## Work to complete:
A – Quote the ECB article word for word from "By Geoffrey Smith" to "wages to compensate.".
B – According to the accounts quoted in the ECB article, what kinds of costs might acting too late carry? List them.
C – In the ECB article, what two possible sizes for a July rate hike does the ING analyst name?

## Source document:
==========
By Geoffrey Smith
Investing.com -- The European Central Bank is on the verge of raising interest rates for the first time in a decade when its policy-making council meets in July, analysts said after reviewing the accounts of the last meeting.
"A rate hike in July is no longer uncertain, the only uncertainty is whether it will be 25bp or 50bp," said ING analyst Carsten Brzeski after the ECB published its account earlier on Thursday.
The accounts, which correspond to the Minutes of Federal Reserve policy meetings, acknowledged that inflation had reached a level that threatened its longer-term credibility, flagging the risk that the public's expectations for inflation may rise and drive workers to press for ever-higher wages to compensate.
Acting too late, the accounts argued, “might have high economic, financial stability and credibility costs if the Governing Council were forced to tighten more aggressively at a later stage in order to re-anchor inflation expectations.”
==========
## Record extracts:

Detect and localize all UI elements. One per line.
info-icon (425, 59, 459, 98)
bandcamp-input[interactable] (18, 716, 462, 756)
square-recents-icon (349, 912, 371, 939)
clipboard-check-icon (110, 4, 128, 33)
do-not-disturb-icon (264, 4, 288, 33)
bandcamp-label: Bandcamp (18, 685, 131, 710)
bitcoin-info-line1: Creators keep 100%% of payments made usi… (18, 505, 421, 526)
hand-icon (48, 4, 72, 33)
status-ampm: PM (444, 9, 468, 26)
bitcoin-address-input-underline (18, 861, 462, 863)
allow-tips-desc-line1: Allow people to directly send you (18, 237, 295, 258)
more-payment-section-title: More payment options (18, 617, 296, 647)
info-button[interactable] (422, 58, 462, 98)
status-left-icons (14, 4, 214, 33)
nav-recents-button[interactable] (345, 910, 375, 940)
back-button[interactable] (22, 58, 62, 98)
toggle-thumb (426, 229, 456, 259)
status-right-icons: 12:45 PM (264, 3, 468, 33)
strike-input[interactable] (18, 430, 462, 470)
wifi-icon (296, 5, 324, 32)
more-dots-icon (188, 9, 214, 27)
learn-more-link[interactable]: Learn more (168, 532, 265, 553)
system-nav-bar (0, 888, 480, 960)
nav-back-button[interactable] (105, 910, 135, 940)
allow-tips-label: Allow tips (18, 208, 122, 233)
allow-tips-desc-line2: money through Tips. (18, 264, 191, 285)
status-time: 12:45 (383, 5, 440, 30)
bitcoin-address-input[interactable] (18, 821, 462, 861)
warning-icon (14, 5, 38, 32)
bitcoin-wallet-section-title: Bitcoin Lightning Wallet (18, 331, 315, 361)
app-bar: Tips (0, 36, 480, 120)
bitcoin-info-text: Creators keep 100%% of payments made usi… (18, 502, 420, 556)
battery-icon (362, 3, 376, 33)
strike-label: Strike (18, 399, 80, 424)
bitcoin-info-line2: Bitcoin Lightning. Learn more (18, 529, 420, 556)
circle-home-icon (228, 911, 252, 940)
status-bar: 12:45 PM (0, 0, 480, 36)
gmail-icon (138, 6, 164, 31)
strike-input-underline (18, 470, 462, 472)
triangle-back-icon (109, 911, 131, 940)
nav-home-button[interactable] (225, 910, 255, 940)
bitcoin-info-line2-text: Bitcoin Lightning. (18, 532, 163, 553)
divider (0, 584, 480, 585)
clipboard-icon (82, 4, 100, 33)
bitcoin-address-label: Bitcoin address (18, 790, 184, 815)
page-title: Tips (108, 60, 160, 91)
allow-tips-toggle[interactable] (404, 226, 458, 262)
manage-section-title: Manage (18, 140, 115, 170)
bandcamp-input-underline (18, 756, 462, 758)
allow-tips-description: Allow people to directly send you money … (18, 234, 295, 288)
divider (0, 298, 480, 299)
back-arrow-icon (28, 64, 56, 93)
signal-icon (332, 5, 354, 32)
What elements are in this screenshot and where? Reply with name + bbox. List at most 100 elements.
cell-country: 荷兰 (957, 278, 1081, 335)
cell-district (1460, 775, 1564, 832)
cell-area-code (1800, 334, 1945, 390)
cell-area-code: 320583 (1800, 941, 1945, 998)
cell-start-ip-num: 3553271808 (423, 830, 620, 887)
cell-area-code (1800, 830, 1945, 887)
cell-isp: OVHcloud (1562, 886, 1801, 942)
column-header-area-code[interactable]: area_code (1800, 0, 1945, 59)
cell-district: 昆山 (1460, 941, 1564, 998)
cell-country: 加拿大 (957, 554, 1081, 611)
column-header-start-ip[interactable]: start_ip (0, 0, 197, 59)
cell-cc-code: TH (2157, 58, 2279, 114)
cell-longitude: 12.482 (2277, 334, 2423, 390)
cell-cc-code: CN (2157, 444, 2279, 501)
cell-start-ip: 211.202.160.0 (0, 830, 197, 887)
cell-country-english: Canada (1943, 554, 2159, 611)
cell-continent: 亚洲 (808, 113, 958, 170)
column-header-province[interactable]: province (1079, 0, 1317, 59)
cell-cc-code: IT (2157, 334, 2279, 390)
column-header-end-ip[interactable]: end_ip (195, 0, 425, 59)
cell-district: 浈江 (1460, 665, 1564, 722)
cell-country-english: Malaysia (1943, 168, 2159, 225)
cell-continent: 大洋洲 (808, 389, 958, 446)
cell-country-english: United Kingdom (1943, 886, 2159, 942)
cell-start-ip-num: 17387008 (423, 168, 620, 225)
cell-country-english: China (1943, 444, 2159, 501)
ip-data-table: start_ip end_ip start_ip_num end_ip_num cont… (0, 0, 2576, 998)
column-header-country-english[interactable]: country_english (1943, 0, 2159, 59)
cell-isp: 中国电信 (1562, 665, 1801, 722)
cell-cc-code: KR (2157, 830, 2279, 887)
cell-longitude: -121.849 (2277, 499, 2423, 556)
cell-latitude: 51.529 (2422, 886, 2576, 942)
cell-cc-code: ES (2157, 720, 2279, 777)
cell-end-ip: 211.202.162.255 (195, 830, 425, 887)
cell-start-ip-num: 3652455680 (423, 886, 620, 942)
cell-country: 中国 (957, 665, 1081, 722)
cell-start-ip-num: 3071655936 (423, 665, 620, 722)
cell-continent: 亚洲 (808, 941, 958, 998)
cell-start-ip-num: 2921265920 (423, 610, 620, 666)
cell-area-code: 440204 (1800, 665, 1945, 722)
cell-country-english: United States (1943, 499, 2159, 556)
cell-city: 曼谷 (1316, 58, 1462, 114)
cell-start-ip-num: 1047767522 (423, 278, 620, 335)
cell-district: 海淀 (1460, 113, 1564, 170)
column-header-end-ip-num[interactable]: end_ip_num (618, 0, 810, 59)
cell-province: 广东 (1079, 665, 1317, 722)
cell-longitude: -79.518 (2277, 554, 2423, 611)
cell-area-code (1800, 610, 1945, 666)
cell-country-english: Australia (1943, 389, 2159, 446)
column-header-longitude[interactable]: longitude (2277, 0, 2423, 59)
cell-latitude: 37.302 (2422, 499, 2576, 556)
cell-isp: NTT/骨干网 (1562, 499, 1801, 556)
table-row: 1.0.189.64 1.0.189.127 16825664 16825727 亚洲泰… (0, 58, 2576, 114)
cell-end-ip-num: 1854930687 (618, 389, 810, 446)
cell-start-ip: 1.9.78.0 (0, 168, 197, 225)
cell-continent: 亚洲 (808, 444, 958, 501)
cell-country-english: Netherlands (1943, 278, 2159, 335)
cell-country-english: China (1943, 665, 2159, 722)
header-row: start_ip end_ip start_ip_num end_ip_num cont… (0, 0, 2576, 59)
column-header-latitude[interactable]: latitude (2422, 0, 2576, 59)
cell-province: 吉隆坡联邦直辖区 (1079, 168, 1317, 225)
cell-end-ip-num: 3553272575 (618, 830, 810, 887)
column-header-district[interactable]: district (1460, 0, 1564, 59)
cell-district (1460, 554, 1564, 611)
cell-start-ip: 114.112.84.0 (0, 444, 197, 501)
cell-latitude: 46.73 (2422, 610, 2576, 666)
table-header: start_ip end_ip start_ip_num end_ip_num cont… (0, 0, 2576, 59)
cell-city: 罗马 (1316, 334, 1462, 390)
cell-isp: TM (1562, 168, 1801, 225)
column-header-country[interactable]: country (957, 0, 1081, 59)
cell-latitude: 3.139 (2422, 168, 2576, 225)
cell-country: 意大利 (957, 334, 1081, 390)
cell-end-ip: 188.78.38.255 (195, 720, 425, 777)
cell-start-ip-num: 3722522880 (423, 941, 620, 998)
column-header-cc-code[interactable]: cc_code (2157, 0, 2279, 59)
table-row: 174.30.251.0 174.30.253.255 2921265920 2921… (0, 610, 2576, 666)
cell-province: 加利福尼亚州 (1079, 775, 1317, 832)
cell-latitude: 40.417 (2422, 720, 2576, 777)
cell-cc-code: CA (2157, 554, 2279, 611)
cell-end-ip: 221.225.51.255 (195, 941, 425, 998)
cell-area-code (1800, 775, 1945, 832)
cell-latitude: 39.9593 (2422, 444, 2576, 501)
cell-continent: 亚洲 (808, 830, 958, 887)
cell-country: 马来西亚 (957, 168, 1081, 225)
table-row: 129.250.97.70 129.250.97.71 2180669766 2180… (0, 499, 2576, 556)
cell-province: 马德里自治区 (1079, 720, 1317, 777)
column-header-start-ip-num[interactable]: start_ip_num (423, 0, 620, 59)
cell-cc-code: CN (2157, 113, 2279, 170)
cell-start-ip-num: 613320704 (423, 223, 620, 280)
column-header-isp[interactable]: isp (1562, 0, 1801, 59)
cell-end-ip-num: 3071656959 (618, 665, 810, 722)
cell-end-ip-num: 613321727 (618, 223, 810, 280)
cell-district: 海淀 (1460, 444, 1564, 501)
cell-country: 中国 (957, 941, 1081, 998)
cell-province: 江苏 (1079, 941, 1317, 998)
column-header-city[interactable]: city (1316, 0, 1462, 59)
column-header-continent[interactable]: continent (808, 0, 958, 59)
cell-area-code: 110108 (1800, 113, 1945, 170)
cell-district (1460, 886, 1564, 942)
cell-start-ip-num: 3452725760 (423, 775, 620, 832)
==========
## Outputs by task:
A –
By Geoffrey Smith
Investing.com -- The European Central Bank is on the verge of raising interest rates for the first time in a decade when its policy-making council meets in July, analysts said after reviewing the accounts of the last meeting.
"A rate hike in July is no longer uncertain, the only uncertainty is whether it will be 25bp or 50bp," said ING analyst Carsten Brzeski after the ECB published its account earlier on Thursday.
The accounts, which correspond to the Minutes of Federal Reserve policy meetings, acknowledged that inflation had reached a level that threatened its longer-term credibility, flagging the risk that the public's expectations for inflation may rise and drive workers to press for ever-higher wages to compensate.

B –
- Economic
- Financial stability
- Credibility

C – 25bp or 50bp.